Records that describe figures:
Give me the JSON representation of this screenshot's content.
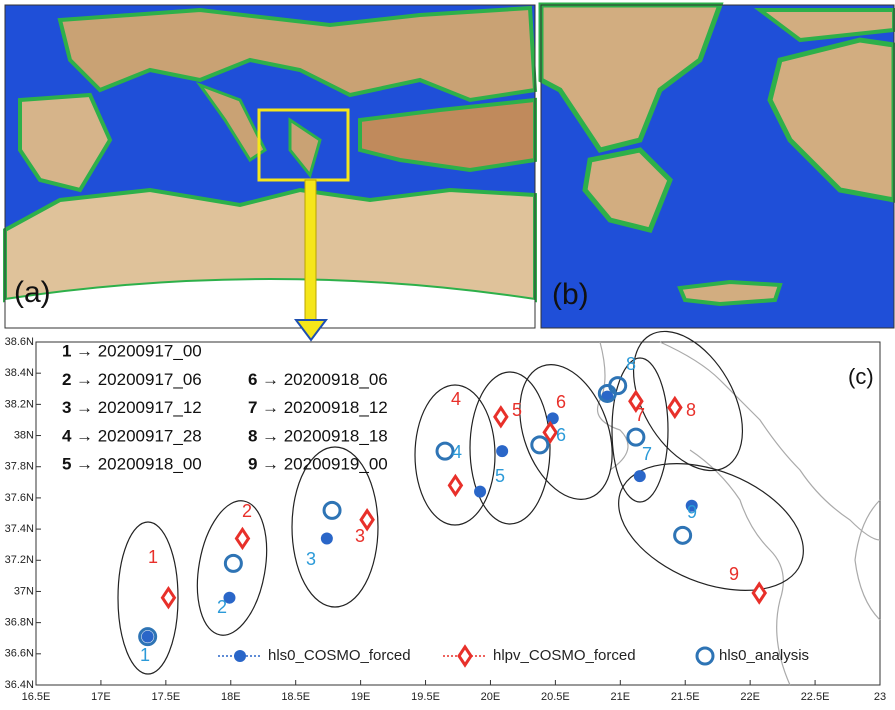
{
  "panel_a_label": "(a)",
  "panel_b_label": "(b)",
  "chart_data": {
    "type": "scatter",
    "panel_label": "(c)",
    "xlim": [
      16.5,
      23
    ],
    "ylim": [
      36.4,
      38.6
    ],
    "xticks": [
      {
        "value": 16.5,
        "label": "16.5E"
      },
      {
        "value": 17,
        "label": "17E"
      },
      {
        "value": 17.5,
        "label": "17.5E"
      },
      {
        "value": 18,
        "label": "18E"
      },
      {
        "value": 18.5,
        "label": "18.5E"
      },
      {
        "value": 19,
        "label": "19E"
      },
      {
        "value": 19.5,
        "label": "19.5E"
      },
      {
        "value": 20,
        "label": "20E"
      },
      {
        "value": 20.5,
        "label": "20.5E"
      },
      {
        "value": 21,
        "label": "21E"
      },
      {
        "value": 21.5,
        "label": "21.5E"
      },
      {
        "value": 22,
        "label": "22E"
      },
      {
        "value": 22.5,
        "label": "22.5E"
      },
      23
    ],
    "yticks": [
      {
        "value": 36.4,
        "label": "36.4N"
      },
      {
        "value": 36.6,
        "label": "36.6N"
      },
      {
        "value": 36.8,
        "label": "36.8N"
      },
      {
        "value": 37,
        "label": "37N"
      },
      {
        "value": 37.2,
        "label": "37.2N"
      },
      {
        "value": 37.4,
        "label": "37.4N"
      },
      {
        "value": 37.6,
        "label": "37.6N"
      },
      {
        "value": 37.8,
        "label": "37.8N"
      },
      {
        "value": 38,
        "label": "38N"
      },
      {
        "value": 38.2,
        "label": "38.2N"
      },
      {
        "value": 38.4,
        "label": "38.4N"
      },
      {
        "value": 38.6,
        "label": "38.6N"
      }
    ],
    "key": [
      {
        "number": "1",
        "text": "→ 20200917_00"
      },
      {
        "number": "2",
        "text": "→ 20200917_06"
      },
      {
        "number": "3",
        "text": "→ 20200917_12"
      },
      {
        "number": "4",
        "text": "→ 20200917_28"
      },
      {
        "number": "5",
        "text": "→ 20200918_00"
      },
      {
        "number": "6",
        "text": "→ 20200918_06"
      },
      {
        "number": "7",
        "text": "→ 20200918_12"
      },
      {
        "number": "8",
        "text": "→ 20200918_18"
      },
      {
        "number": "9",
        "text": "→ 20200919_00"
      }
    ],
    "series": [
      {
        "name": "hls0_COSMO_forced",
        "marker": "dot",
        "color": "#2a66c8",
        "x": [
          17.36,
          17.99,
          18.74,
          19.92,
          20.09,
          20.48,
          21.15,
          20.9,
          21.55
        ],
        "y": [
          36.71,
          36.96,
          37.34,
          37.64,
          37.9,
          38.11,
          37.74,
          38.25,
          37.55
        ]
      },
      {
        "name": "hlpv_COSMO_forced",
        "marker": "diamond",
        "color": "#e8302a",
        "x": [
          17.52,
          18.09,
          19.05,
          19.73,
          20.08,
          20.46,
          21.12,
          21.42,
          22.07
        ],
        "y": [
          36.96,
          37.34,
          37.46,
          37.68,
          38.12,
          38.02,
          38.22,
          38.18,
          36.99
        ],
        "labels": [
          "1",
          "2",
          "3",
          "4",
          "5",
          "6",
          "7",
          "8",
          "9"
        ]
      },
      {
        "name": "hls0_analysis",
        "marker": "circle",
        "color": "#2e74b5",
        "x": [
          17.36,
          18.02,
          18.78,
          19.65,
          20.38,
          20.9,
          21.12,
          20.98,
          21.48
        ],
        "y": [
          36.71,
          37.18,
          37.52,
          37.9,
          37.94,
          38.27,
          37.99,
          38.32,
          37.36
        ],
        "labels": [
          "1",
          "2",
          "3",
          "4",
          "5",
          "6",
          "7",
          "8",
          "9"
        ]
      }
    ]
  }
}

* WHAT TO WORK ON:
Filter out every line that lacks the word "color", and copy the rest.

* OUTPUT OF THE EXERCISE:
        "color": "#2a66c8",
        "color": "#e8302a",
        "color": "#2e74b5",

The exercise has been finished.